──────── The data ────────

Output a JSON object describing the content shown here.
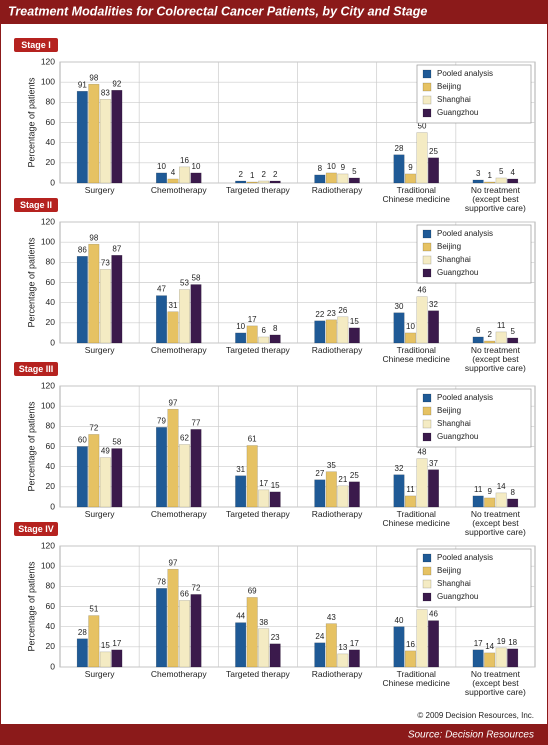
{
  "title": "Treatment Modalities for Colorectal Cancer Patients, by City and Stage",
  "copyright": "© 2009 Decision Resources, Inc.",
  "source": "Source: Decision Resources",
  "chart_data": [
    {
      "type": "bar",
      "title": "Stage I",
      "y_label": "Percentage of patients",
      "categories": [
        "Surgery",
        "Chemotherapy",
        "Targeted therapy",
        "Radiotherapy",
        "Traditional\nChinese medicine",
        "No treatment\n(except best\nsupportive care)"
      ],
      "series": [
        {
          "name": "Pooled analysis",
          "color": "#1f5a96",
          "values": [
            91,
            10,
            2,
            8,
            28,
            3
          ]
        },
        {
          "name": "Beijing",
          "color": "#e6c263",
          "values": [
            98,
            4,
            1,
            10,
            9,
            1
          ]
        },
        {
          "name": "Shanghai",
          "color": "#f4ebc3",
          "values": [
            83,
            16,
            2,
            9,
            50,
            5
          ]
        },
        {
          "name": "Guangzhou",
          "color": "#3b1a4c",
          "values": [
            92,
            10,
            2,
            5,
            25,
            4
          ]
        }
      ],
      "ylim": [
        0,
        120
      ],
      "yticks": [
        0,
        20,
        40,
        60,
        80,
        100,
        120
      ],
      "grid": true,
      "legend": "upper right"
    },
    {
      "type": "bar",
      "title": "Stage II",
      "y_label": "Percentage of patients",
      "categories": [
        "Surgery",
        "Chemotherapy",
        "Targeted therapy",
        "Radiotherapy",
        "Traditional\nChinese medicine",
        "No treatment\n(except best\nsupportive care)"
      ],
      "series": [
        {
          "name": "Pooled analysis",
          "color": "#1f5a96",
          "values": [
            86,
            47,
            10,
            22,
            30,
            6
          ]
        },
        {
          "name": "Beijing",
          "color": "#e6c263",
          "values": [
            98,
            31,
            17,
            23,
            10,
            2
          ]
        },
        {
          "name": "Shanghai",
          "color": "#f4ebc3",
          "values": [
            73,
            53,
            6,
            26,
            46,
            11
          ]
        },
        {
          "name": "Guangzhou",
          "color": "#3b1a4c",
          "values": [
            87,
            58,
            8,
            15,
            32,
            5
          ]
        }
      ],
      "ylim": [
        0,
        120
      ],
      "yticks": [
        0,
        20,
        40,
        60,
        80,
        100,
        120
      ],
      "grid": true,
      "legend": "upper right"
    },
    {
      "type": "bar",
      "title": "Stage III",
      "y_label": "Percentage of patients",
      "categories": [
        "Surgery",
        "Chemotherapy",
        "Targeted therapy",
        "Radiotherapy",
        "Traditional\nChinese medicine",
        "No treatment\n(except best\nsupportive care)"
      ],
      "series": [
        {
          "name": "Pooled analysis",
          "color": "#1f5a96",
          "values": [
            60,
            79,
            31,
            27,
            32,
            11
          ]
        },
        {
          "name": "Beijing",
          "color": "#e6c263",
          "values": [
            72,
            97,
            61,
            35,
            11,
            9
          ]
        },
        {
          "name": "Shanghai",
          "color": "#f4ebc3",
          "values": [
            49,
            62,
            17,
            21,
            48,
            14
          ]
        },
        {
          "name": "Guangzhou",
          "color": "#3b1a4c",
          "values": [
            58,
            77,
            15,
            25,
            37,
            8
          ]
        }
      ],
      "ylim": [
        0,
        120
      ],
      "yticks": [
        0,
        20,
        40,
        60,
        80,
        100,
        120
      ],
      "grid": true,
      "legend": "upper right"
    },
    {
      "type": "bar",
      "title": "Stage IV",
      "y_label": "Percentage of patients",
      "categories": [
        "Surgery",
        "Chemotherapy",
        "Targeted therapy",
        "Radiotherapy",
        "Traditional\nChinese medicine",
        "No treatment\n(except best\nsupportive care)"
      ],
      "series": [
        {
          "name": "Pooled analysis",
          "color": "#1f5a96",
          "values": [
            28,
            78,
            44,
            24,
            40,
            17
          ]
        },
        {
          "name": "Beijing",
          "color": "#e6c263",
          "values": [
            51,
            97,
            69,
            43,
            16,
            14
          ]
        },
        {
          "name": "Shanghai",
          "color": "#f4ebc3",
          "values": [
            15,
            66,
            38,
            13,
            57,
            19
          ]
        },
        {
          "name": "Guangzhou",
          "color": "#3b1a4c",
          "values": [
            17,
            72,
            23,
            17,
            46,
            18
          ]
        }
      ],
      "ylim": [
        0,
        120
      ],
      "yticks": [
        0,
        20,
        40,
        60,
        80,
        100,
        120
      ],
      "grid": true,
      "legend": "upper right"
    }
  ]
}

────────
──────── The data ────────

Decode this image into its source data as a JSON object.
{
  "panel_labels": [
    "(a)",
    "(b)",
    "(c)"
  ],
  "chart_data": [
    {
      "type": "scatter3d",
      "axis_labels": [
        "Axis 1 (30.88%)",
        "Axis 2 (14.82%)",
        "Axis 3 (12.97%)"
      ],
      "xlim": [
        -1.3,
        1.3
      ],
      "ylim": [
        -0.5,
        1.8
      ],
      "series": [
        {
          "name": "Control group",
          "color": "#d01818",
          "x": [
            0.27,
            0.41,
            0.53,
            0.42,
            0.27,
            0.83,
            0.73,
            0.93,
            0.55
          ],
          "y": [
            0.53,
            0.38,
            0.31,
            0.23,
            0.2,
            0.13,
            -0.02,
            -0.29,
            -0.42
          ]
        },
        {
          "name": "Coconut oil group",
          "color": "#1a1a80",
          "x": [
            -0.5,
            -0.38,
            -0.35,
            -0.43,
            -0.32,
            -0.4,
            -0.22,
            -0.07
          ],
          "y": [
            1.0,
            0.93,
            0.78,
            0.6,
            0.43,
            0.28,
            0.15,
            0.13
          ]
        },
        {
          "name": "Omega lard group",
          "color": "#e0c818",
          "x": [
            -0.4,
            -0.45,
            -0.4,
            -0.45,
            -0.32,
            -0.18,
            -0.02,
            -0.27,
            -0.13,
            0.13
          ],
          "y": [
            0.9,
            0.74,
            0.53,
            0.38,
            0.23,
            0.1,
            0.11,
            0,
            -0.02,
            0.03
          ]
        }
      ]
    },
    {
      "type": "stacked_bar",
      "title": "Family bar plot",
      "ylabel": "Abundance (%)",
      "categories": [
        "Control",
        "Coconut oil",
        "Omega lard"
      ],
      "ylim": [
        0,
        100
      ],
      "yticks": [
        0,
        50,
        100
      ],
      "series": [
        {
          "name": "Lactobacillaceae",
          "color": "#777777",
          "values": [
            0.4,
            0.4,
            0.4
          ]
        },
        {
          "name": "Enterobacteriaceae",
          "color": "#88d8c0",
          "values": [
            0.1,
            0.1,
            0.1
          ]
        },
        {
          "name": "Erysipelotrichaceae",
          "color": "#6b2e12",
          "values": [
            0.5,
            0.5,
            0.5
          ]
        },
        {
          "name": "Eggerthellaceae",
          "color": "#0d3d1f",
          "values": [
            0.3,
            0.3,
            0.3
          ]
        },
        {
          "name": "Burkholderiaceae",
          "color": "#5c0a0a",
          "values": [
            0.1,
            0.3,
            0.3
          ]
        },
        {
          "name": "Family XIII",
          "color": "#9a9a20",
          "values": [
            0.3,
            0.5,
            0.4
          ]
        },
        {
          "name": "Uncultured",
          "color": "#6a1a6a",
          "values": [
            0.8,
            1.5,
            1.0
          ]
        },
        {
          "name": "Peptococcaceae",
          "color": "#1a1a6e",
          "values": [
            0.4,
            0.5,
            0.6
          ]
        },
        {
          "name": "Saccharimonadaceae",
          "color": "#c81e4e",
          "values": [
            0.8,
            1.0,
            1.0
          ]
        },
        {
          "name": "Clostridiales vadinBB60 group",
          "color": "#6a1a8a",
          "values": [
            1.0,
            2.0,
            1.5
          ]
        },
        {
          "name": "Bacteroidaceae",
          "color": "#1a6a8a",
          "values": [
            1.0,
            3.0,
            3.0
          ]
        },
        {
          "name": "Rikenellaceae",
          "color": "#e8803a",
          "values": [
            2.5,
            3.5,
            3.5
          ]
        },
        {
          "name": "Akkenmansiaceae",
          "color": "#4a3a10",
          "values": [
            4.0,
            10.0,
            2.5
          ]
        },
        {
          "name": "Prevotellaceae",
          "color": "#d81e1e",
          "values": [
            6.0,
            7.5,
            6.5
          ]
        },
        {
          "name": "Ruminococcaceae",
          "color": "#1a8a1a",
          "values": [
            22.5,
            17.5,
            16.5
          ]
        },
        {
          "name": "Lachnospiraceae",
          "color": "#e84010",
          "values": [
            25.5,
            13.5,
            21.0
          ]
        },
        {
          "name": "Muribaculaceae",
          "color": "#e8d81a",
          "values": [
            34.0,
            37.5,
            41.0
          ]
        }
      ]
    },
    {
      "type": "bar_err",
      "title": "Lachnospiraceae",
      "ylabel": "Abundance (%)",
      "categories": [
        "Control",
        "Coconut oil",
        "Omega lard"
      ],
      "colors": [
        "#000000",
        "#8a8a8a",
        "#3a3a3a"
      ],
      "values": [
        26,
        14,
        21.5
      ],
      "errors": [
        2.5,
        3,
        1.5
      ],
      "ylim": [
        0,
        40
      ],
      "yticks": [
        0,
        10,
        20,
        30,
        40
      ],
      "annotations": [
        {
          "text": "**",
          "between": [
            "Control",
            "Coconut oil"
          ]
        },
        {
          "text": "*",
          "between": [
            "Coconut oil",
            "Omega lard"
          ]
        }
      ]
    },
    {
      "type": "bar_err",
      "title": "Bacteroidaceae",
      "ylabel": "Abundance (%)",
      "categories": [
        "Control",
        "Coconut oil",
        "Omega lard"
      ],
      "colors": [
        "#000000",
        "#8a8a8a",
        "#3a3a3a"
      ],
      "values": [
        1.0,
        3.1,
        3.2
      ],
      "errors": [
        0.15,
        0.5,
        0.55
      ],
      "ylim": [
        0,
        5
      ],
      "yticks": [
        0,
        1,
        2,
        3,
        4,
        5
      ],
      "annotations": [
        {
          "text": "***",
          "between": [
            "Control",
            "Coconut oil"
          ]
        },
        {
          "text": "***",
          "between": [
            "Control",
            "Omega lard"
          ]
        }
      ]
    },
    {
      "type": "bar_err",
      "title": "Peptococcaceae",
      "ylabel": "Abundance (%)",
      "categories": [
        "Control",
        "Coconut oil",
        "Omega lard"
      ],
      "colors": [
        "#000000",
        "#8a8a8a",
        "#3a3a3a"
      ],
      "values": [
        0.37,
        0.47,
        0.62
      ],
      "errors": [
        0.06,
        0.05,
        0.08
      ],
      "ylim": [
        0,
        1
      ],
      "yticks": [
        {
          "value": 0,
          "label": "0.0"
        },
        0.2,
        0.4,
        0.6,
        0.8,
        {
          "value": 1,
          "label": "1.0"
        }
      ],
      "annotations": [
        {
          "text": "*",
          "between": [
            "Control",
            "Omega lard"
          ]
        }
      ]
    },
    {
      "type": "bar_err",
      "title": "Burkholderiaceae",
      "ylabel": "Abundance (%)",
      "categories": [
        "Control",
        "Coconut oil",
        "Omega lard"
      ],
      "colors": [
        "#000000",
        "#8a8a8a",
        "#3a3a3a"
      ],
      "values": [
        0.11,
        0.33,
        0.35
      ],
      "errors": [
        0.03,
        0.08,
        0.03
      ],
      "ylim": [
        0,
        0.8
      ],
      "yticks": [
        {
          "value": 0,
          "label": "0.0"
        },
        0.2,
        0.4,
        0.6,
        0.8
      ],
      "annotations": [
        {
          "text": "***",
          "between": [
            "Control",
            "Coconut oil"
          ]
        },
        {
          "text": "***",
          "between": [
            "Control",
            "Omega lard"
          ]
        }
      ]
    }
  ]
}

────────
──────── The data ────────

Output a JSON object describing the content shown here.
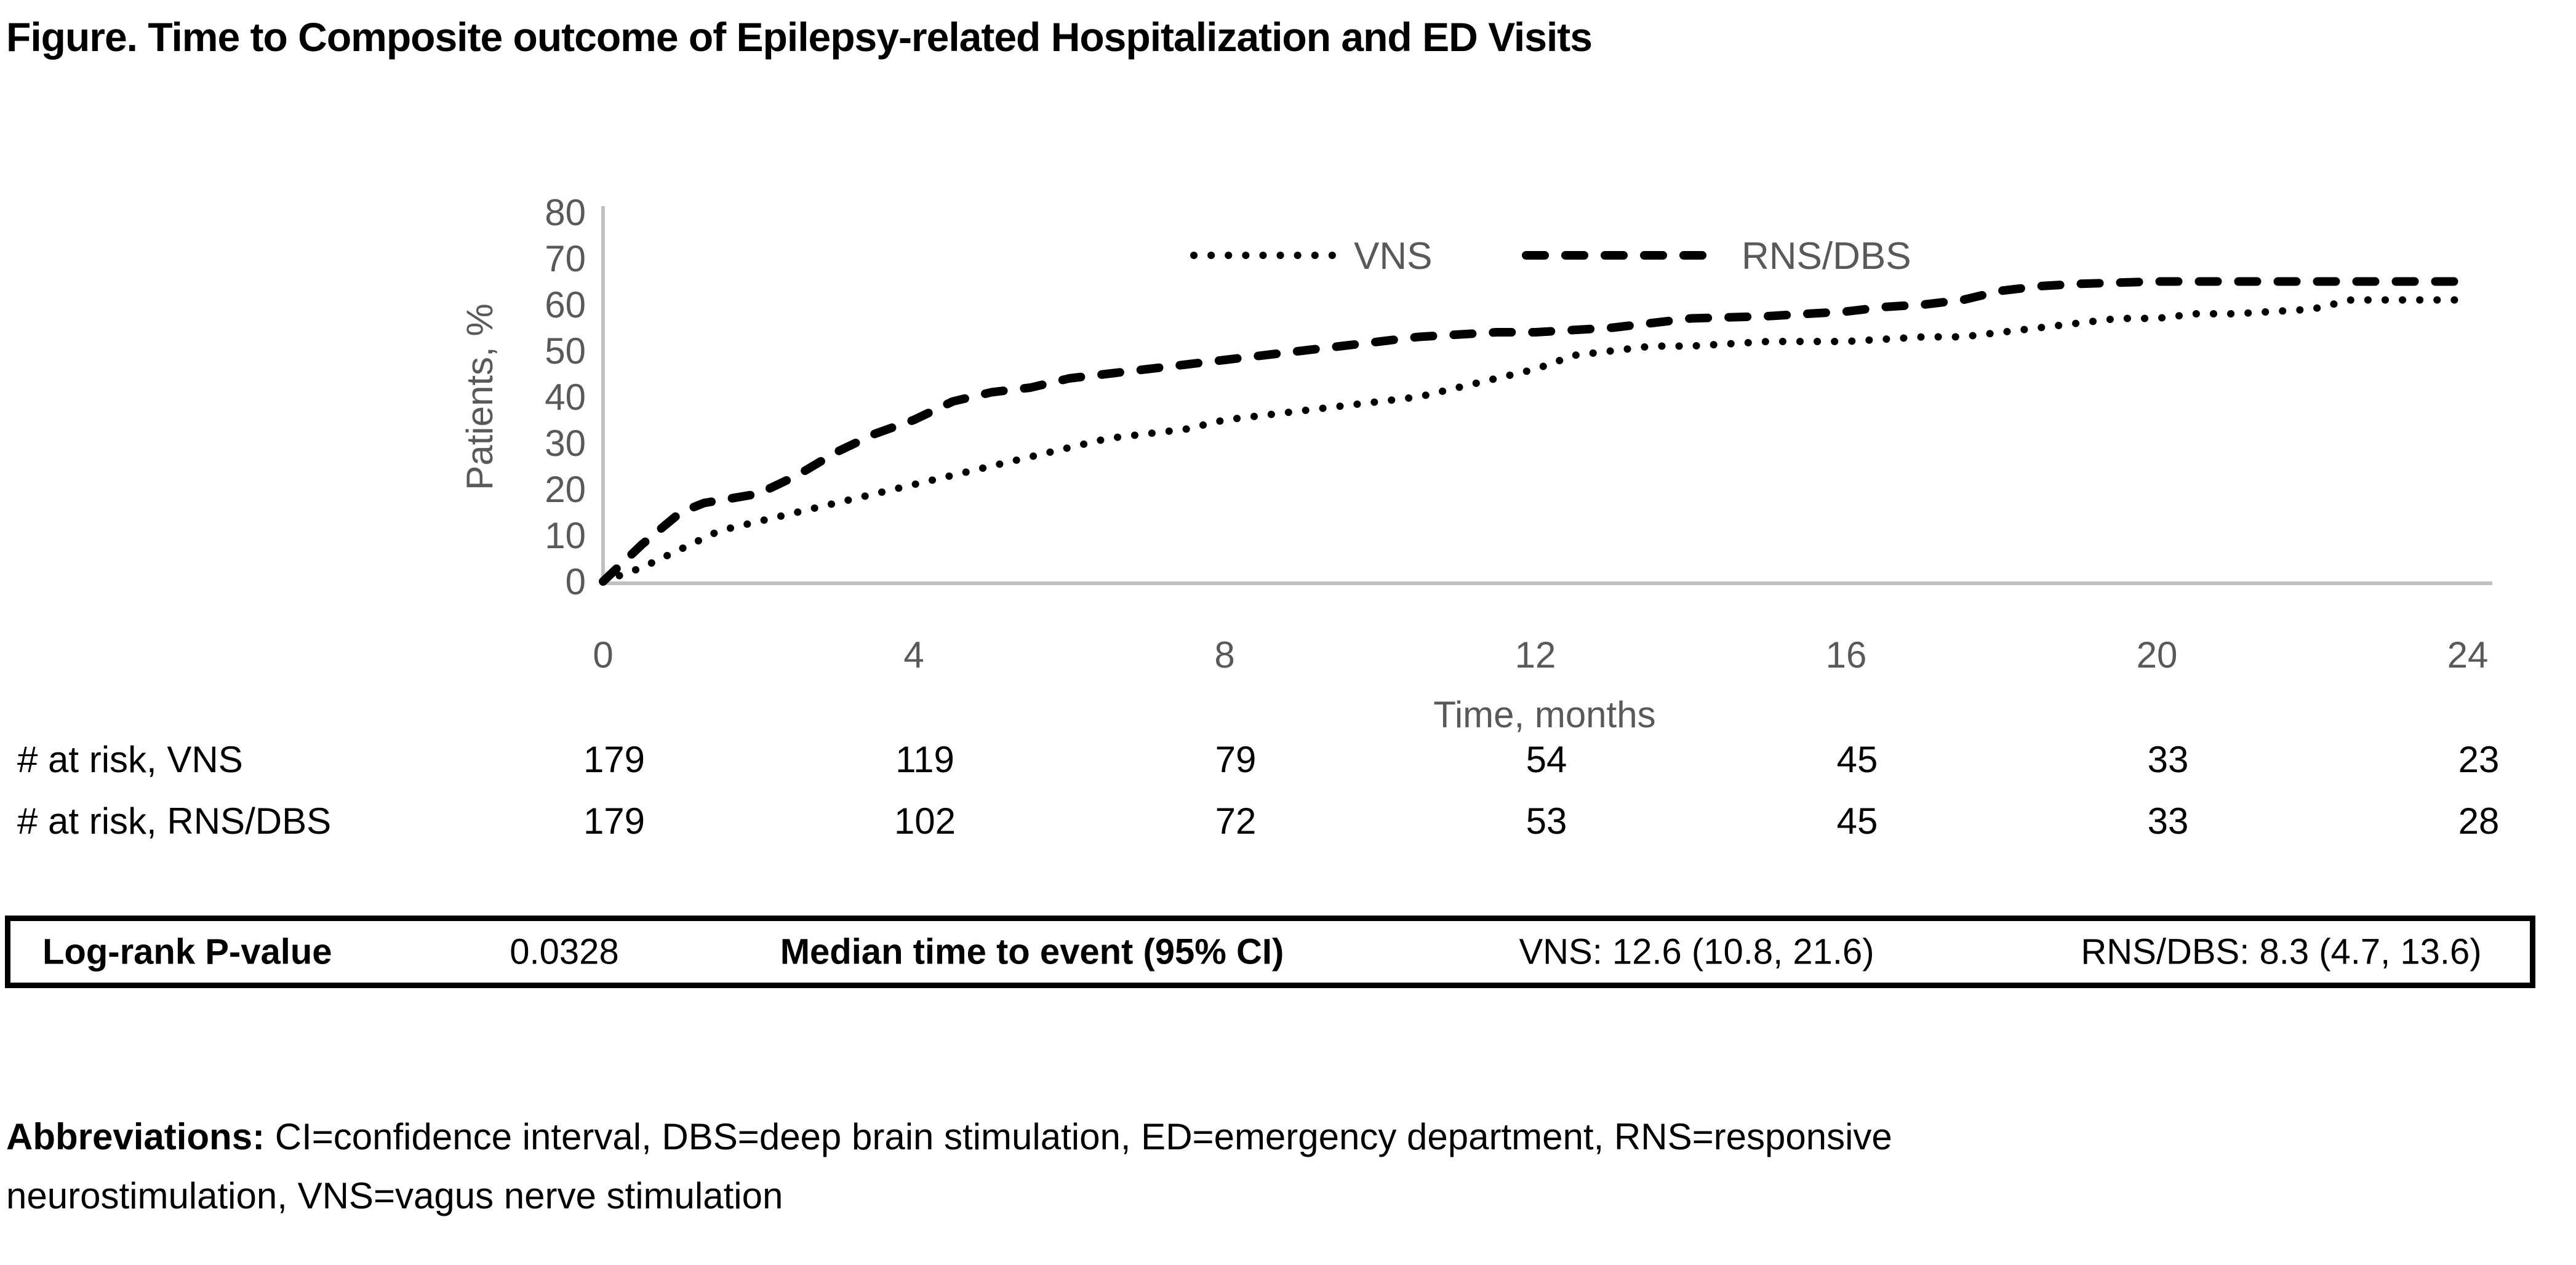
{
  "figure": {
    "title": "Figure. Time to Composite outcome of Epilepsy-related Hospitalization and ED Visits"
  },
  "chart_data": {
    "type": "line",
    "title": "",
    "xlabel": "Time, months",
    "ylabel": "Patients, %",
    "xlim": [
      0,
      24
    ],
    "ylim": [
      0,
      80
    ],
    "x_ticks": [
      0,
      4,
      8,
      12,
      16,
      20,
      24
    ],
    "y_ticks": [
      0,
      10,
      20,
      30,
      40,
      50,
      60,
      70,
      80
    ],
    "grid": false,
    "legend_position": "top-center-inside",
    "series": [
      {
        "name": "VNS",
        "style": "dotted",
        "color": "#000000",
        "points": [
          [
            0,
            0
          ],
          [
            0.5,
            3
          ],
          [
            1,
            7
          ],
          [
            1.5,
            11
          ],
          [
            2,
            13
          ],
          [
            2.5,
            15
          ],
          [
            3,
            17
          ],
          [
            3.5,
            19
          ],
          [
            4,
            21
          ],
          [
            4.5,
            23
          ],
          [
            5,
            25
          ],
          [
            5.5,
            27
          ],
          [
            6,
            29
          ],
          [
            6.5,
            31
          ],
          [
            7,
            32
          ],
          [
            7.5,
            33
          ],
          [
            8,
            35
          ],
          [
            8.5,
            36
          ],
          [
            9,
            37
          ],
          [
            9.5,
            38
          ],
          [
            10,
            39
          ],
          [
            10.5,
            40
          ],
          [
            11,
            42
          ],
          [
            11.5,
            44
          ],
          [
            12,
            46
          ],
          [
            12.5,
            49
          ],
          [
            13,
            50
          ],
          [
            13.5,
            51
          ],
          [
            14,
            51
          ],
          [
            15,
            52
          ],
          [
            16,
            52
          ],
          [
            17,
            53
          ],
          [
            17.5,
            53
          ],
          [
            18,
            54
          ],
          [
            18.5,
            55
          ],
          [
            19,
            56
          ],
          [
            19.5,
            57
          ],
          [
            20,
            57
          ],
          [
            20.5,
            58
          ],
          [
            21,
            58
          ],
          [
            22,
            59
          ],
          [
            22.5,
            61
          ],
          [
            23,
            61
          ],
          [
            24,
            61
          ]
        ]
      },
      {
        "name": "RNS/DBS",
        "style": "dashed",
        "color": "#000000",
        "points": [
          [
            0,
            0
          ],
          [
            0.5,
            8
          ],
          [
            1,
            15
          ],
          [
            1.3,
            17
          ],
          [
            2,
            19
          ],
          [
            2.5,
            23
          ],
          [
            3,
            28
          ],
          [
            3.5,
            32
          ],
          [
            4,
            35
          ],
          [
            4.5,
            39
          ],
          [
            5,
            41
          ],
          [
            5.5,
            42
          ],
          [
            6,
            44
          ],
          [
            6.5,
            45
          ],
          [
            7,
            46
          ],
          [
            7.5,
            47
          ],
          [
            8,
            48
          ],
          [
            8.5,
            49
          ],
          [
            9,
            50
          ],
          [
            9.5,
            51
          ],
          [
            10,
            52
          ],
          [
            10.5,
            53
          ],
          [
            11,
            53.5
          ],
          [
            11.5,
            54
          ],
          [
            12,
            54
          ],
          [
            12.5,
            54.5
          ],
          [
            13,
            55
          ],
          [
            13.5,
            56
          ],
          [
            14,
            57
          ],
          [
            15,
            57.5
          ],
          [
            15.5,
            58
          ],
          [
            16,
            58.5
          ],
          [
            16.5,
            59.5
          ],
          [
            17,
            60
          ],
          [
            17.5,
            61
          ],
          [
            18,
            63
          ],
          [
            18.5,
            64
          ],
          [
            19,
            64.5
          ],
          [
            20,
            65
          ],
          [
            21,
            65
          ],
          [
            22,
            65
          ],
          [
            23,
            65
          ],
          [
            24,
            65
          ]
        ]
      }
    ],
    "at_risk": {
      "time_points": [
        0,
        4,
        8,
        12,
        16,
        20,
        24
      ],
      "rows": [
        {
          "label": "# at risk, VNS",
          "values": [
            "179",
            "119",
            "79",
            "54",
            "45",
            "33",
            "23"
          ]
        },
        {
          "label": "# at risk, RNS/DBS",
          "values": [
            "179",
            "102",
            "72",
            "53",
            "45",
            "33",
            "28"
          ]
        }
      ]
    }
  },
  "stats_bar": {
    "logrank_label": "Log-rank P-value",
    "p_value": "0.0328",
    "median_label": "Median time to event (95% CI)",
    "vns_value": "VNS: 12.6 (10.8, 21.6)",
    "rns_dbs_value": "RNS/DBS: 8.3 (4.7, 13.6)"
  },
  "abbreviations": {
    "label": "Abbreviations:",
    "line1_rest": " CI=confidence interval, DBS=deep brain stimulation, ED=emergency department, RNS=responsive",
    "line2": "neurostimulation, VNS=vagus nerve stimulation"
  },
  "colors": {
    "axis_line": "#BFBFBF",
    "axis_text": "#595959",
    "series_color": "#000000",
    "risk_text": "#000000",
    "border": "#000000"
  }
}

────────

__Instructions for the task__
If a line in the entries above has the word "Resources", copy it.

__Task result__
  "copyright": "© 2009 Decision Resources, Inc.",
  "source": "Source: Decision Resources",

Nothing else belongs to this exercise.